= Job =
Separate out the lines that hold "Junta".

= Available records =
╭──

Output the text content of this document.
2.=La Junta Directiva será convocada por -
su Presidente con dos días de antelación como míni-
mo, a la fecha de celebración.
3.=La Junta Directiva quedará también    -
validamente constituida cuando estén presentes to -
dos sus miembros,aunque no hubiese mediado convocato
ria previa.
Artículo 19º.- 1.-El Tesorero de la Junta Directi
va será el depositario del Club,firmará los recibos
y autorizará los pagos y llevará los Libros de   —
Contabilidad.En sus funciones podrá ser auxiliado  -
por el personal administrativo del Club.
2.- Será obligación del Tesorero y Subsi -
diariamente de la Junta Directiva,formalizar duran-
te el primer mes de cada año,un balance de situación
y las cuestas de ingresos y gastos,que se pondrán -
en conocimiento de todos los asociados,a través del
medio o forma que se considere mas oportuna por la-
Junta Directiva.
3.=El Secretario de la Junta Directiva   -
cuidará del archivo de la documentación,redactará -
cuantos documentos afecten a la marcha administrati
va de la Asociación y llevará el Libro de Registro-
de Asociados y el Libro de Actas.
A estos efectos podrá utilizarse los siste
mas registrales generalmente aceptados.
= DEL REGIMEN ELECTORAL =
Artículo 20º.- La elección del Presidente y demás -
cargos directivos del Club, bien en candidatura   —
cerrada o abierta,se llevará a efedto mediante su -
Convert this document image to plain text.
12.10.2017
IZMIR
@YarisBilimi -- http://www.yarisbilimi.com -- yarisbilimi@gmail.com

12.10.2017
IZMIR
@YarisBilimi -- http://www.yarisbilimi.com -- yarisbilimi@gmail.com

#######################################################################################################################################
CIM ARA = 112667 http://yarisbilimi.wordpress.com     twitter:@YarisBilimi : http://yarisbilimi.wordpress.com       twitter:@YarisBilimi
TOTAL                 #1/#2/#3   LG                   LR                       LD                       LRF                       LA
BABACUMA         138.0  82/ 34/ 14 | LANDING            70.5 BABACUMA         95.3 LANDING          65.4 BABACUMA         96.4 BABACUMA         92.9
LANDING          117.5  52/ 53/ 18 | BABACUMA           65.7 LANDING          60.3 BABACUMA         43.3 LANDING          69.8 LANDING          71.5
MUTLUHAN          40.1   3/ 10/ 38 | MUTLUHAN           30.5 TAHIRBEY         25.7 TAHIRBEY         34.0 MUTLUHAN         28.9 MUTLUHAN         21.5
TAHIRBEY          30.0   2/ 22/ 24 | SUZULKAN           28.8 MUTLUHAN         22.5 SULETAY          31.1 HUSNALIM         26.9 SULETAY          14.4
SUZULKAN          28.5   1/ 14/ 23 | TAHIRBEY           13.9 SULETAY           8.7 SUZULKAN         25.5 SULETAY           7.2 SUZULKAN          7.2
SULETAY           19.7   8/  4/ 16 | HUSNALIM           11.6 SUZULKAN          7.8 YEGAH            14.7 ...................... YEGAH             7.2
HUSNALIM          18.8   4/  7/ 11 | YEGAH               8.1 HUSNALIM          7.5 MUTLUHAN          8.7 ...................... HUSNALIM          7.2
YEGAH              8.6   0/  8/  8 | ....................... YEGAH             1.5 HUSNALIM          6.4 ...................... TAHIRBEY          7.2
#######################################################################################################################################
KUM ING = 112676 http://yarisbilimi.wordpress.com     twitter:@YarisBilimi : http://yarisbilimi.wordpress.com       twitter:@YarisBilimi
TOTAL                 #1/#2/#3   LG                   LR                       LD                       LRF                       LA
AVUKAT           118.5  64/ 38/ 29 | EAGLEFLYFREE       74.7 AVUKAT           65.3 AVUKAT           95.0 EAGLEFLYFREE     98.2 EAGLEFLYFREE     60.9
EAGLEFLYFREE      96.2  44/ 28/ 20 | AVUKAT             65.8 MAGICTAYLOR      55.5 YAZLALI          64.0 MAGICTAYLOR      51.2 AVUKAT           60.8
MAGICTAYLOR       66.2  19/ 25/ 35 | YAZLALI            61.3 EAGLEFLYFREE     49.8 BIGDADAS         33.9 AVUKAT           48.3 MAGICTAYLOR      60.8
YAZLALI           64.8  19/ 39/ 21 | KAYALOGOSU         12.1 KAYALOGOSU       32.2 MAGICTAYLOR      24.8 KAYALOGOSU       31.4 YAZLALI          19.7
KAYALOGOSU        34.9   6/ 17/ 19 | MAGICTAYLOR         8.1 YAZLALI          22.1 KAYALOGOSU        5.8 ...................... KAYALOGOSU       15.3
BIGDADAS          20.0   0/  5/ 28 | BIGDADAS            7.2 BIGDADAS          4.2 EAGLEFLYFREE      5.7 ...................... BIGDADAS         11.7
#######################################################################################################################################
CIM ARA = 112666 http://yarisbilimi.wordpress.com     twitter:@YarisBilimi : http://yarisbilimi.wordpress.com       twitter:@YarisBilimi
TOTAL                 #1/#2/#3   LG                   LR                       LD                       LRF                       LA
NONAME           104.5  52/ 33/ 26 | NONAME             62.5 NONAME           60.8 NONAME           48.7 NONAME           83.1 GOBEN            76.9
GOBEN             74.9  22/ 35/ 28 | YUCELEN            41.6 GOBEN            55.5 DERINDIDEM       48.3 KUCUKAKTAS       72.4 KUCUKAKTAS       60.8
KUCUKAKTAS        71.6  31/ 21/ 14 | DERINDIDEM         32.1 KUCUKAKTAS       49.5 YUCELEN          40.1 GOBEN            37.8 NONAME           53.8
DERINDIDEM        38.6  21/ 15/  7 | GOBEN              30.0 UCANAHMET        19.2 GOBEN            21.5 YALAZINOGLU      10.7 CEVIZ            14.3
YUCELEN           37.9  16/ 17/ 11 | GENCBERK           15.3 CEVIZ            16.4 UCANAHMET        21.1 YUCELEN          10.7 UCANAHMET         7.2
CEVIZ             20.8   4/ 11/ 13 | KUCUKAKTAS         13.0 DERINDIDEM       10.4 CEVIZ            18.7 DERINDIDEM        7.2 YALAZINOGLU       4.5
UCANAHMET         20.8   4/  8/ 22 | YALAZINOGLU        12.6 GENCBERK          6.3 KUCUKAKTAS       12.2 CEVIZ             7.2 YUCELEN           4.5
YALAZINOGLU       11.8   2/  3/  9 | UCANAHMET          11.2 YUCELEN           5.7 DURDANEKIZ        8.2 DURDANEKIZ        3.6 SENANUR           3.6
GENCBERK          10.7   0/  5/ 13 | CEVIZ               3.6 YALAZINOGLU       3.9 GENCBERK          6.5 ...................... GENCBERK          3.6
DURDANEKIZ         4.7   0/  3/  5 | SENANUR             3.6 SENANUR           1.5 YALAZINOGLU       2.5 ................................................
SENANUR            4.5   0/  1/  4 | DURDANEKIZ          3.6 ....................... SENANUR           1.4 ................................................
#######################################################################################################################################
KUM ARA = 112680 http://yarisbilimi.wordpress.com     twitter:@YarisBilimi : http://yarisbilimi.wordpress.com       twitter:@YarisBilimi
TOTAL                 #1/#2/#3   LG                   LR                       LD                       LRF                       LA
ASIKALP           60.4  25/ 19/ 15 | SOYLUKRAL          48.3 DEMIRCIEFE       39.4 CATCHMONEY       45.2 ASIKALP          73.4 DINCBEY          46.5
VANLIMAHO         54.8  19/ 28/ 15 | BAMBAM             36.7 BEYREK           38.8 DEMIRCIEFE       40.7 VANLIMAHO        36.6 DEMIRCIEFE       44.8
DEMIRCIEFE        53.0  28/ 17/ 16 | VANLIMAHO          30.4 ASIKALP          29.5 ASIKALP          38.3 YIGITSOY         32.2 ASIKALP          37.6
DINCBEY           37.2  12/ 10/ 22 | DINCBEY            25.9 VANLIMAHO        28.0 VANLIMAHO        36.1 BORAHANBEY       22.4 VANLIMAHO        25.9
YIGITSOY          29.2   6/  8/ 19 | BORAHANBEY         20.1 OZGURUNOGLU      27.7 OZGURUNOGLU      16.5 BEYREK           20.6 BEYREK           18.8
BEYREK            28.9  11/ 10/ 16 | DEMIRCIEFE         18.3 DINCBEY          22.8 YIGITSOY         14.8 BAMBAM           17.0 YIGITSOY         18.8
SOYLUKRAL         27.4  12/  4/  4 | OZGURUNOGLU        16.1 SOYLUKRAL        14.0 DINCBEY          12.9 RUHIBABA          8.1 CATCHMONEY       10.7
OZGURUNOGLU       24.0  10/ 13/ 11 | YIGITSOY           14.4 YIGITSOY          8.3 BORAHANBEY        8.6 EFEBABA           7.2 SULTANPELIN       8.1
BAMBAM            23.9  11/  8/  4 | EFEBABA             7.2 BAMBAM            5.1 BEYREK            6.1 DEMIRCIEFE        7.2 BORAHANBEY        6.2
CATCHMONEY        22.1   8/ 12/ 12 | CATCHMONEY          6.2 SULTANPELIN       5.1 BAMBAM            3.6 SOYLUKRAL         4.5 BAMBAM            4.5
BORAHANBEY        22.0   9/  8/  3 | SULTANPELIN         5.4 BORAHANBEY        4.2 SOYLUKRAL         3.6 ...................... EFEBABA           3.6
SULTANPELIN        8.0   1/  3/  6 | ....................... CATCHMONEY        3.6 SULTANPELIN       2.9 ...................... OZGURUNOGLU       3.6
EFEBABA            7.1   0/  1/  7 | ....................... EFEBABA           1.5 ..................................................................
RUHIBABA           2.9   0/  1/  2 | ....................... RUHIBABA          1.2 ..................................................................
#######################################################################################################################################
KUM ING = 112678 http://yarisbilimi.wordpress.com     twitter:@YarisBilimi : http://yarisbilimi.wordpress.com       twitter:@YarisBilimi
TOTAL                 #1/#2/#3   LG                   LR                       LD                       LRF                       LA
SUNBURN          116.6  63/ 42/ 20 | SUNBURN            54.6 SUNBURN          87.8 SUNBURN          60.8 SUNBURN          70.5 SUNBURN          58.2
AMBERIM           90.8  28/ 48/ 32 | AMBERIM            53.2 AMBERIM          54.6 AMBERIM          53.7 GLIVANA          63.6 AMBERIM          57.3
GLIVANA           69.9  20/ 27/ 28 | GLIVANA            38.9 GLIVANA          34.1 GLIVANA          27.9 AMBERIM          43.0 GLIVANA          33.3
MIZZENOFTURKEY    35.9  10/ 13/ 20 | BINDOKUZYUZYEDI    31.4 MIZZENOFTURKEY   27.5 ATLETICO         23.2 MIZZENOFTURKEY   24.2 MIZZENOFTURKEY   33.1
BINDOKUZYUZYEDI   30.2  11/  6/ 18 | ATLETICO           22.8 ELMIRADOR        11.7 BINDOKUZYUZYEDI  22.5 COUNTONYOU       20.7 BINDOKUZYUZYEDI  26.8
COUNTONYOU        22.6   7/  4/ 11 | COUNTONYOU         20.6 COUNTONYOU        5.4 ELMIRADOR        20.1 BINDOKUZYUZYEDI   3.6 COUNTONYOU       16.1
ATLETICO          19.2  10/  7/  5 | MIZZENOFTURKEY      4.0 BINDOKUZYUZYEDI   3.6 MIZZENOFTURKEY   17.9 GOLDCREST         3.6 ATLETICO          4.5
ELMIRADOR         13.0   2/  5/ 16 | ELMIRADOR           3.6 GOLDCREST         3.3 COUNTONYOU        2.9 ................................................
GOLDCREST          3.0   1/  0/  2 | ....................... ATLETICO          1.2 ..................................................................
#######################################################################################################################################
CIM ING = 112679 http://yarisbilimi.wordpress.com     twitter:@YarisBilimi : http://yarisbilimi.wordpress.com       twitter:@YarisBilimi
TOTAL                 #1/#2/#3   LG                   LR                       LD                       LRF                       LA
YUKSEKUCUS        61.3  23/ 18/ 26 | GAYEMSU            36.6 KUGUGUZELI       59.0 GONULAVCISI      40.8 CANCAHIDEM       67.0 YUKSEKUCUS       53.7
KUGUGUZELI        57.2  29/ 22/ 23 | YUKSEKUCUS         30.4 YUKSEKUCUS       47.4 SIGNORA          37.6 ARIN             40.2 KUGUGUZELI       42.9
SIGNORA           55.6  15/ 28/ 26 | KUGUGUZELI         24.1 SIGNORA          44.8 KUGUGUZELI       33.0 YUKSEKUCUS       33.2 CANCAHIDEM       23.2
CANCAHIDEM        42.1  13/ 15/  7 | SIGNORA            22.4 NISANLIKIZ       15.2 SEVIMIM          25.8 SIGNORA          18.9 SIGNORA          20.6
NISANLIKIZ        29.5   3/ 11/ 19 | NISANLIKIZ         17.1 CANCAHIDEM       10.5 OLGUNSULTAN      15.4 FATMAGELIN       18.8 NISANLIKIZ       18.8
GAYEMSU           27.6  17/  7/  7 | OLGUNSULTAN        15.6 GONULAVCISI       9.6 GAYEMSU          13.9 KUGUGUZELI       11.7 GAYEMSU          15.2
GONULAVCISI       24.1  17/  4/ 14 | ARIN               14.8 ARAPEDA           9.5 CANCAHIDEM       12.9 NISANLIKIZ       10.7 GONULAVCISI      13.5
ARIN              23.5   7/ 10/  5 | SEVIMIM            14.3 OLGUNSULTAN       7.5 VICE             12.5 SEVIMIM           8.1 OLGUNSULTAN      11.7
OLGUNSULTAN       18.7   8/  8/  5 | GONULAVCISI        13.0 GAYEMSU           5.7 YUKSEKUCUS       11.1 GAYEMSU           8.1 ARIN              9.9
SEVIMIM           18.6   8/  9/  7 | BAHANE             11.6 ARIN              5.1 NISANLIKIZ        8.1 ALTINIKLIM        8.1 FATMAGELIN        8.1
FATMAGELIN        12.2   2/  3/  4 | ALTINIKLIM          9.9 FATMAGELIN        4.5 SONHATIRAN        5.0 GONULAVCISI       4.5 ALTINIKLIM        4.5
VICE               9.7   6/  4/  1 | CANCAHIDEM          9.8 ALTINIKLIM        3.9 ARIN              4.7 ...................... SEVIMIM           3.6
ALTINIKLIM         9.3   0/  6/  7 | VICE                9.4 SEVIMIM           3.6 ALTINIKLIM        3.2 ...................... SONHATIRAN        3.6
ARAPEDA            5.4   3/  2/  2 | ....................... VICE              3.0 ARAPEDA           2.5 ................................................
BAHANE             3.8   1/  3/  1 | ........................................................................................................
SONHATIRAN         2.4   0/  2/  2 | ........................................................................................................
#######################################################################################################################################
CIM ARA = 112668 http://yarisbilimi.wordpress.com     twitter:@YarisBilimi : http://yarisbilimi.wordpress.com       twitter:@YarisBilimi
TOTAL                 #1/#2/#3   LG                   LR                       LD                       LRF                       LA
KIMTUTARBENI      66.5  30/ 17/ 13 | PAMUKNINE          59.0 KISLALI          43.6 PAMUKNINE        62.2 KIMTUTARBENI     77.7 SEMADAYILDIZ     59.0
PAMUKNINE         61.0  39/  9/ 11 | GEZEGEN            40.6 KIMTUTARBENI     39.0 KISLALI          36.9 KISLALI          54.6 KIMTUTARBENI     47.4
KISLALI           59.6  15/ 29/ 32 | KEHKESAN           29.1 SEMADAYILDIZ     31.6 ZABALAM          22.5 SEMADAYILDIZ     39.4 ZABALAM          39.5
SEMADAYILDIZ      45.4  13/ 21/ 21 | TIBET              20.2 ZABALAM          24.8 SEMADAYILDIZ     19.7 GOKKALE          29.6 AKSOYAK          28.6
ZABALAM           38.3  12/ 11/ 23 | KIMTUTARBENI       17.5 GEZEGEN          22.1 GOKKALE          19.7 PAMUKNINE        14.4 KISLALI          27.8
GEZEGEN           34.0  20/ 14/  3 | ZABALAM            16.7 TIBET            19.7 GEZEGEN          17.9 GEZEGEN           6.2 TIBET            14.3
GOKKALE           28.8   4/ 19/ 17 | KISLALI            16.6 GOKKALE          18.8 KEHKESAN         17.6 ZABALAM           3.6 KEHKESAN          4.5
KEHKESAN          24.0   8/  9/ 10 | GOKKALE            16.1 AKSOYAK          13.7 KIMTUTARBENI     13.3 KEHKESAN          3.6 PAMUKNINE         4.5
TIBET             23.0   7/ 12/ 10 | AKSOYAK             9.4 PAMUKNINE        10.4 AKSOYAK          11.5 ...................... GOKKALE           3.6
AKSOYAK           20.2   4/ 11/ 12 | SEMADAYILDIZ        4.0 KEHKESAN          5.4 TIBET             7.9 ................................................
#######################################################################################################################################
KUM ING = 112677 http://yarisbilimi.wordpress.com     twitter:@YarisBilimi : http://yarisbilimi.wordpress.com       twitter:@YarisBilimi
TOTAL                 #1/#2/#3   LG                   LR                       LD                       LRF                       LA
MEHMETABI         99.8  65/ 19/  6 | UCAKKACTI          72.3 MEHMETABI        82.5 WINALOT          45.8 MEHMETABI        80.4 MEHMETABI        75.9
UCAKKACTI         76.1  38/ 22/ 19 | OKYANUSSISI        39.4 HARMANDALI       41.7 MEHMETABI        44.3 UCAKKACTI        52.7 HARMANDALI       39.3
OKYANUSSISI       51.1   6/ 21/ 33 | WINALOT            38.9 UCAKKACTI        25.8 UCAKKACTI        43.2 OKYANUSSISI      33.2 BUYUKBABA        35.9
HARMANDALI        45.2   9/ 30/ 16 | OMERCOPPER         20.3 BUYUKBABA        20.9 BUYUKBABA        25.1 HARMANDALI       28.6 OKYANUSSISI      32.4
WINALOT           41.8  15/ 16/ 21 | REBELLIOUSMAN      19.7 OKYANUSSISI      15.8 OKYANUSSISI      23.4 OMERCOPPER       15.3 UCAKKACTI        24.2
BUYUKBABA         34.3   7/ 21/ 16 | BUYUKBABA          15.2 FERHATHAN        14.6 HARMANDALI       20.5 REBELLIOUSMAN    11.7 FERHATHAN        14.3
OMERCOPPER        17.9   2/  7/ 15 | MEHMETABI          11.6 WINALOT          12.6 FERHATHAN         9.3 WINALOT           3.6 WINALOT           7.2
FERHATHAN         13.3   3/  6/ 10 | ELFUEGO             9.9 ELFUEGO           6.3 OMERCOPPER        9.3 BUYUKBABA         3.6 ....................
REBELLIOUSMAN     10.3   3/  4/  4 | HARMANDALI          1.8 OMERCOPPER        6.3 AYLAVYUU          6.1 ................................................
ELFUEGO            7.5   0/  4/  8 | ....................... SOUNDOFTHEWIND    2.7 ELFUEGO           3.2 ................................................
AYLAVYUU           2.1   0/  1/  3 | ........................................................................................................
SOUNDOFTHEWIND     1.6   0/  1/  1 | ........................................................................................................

╰──

= Right answer =
2.=La Junta Directiva será convocada por -
3.=La Junta Directiva quedará también    -
Artículo 19º.- 1.-El Tesorero de la Junta Directi
diariamente de la Junta Directiva,formalizar duran-
Junta Directiva.
3.=El Secretario de la Junta Directiva   -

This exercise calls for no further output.